* _OBJECTIVE_
Extract every line that contains the string "Jira".

________________

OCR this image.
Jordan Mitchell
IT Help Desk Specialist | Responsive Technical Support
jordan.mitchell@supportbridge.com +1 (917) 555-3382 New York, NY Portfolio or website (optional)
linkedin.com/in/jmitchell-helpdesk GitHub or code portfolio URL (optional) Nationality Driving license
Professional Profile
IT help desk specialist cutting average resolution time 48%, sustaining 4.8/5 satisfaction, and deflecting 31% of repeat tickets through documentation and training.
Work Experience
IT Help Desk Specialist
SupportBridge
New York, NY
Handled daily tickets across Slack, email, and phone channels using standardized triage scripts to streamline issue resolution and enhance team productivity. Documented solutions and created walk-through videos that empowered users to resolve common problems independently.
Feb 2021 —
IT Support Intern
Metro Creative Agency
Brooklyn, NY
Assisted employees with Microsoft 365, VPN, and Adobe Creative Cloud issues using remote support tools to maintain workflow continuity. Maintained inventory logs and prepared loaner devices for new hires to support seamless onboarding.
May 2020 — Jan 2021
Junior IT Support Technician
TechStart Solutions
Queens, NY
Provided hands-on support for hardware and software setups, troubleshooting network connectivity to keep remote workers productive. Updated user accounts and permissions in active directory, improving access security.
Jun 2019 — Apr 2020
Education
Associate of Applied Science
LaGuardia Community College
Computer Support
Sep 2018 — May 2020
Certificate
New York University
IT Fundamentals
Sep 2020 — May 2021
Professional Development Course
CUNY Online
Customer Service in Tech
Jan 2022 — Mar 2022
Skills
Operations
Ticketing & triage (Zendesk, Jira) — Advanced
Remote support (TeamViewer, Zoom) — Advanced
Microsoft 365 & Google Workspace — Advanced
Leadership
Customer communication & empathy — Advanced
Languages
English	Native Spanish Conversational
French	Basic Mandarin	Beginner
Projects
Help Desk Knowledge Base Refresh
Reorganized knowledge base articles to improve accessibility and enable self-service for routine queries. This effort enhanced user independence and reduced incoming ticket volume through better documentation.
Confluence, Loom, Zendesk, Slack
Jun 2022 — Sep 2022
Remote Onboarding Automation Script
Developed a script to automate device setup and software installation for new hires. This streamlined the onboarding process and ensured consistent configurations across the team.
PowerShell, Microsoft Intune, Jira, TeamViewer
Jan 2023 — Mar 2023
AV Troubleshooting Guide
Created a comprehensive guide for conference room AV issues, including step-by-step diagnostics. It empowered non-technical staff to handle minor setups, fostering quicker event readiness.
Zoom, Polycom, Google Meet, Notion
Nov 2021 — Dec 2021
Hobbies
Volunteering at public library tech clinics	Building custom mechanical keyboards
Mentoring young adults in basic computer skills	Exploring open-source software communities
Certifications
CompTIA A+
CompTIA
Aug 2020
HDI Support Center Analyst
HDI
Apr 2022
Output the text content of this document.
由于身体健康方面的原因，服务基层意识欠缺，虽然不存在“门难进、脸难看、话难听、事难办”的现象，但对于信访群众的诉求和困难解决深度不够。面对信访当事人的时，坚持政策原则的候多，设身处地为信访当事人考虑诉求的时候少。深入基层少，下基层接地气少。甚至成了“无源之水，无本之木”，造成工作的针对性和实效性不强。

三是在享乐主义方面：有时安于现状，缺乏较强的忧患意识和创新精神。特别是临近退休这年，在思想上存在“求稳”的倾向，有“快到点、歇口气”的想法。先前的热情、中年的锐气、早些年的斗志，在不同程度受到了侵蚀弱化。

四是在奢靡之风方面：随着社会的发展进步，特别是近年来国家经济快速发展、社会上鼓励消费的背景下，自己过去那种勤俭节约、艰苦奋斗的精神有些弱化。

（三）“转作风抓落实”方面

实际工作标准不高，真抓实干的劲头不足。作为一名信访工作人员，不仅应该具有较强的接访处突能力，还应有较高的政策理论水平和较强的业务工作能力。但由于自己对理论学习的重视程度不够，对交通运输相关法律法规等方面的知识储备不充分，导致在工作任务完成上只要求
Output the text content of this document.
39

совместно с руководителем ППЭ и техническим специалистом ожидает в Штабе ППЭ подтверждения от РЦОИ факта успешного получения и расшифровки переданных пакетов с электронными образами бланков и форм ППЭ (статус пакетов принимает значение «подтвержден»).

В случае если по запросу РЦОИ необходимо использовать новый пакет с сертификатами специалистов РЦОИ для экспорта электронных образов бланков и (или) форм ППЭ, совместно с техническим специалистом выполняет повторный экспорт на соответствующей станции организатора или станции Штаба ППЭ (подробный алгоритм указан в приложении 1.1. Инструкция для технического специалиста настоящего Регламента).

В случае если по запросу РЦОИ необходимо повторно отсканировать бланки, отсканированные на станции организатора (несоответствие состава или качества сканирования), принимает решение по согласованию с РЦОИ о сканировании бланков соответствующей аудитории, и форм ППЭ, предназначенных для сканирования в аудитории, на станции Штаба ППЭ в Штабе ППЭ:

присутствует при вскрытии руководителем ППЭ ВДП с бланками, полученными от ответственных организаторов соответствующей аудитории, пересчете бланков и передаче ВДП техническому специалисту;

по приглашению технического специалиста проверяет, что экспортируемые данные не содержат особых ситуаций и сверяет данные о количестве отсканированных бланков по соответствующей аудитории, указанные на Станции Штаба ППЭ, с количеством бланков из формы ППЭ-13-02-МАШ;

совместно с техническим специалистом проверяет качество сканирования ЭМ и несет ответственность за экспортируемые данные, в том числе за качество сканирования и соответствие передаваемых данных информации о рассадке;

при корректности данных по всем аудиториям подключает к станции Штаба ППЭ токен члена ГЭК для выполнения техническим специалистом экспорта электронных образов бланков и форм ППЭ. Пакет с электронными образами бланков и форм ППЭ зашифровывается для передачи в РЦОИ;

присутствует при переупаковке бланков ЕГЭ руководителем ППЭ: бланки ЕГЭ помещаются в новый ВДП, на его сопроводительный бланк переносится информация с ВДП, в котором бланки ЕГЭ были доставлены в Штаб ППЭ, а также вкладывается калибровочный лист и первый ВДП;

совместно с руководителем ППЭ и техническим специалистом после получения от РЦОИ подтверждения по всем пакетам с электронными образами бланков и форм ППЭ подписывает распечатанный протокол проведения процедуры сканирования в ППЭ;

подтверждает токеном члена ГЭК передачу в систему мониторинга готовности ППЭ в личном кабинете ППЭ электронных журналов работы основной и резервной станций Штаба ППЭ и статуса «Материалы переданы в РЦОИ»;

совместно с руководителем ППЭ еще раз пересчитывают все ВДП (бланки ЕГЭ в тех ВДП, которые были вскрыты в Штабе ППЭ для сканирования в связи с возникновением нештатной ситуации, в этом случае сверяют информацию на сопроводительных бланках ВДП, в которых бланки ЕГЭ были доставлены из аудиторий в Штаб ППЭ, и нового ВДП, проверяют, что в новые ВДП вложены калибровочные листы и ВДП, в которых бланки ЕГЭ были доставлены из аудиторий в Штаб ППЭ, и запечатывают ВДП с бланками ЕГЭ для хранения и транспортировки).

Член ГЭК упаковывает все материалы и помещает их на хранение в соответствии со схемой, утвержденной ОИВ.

________________

* _REPLY_
Ticketing & triage (Zendesk, Jira) — Advanced
PowerShell, Microsoft Intune, Jira, TeamViewer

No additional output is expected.